EXERCISE BRIEF –
Select the lines below containing the word "document".

ROWS –

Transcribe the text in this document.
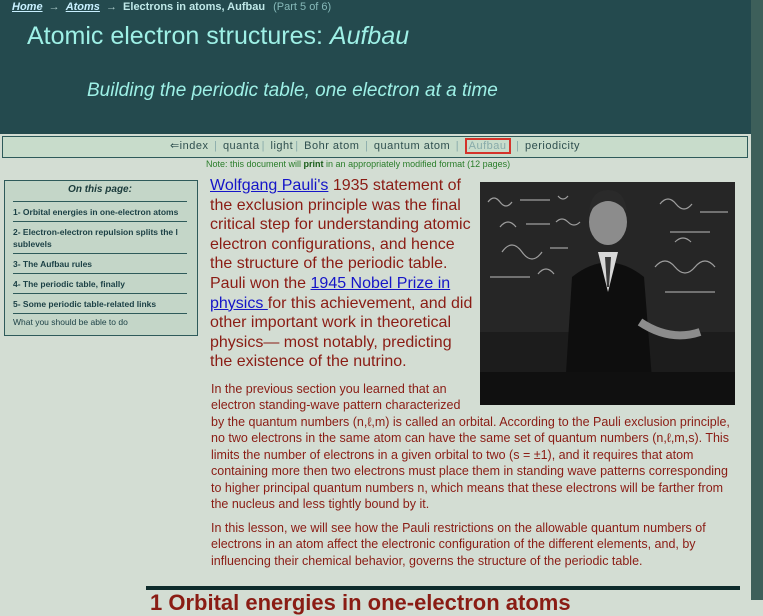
Home → Atoms → Electrons in atoms, Aufbau (Part 5 of 6)
Atomic electron structures: Aufbau
Building the periodic table, one electron at a time
⇐index | quanta | light | Bohr atom | quantum atom | Aufbau | periodicity
Note: this document will print in an appropriately modified format (12 pages)
On this page:
1- Orbital energies in one-electron atoms
2- Electron-electron repulsion splits the l sublevels
3- The Aufbau rules
4- The periodic table, finally
5- Some periodic table-related links
What you should be able to do
Wolfgang Pauli's 1935 statement of the exclusion principle was the final critical step for understanding atomic electron configurations, and hence the structure of the periodic table. Pauli won the 1945 Nobel Prize in physics for this achievement, and did other important work in theoretical physics— most notably, predicting the existence of the nutrino.
In the previous section you learned that an electron standing-wave pattern characterized
by the quantum numbers (n,ℓ,m) is called an orbital. According to the Pauli exclusion principle, no two electrons in the same atom can have the same set of quantum numbers (n,ℓ,m,s). This limits the number of electrons in a given orbital to two (s = ±1), and it requires that atom containing more then two electrons must place them in standing wave patterns corresponding to higher principal quantum numbers n, which means that these electrons will be farther from the nucleus and less tightly bound by it.
In this lesson, we will see how the Pauli restrictions on the allowable quantum numbers of electrons in an atom affect the electronic configuration of the different elements, and, by influencing their chemical behavior, governs the structure of the periodic table.
1 Orbital energies in one-electron atoms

FINISHED ANSWER –
Transcribe the text in this document.
Note: this document will print in an appropriately modified format (12 pages)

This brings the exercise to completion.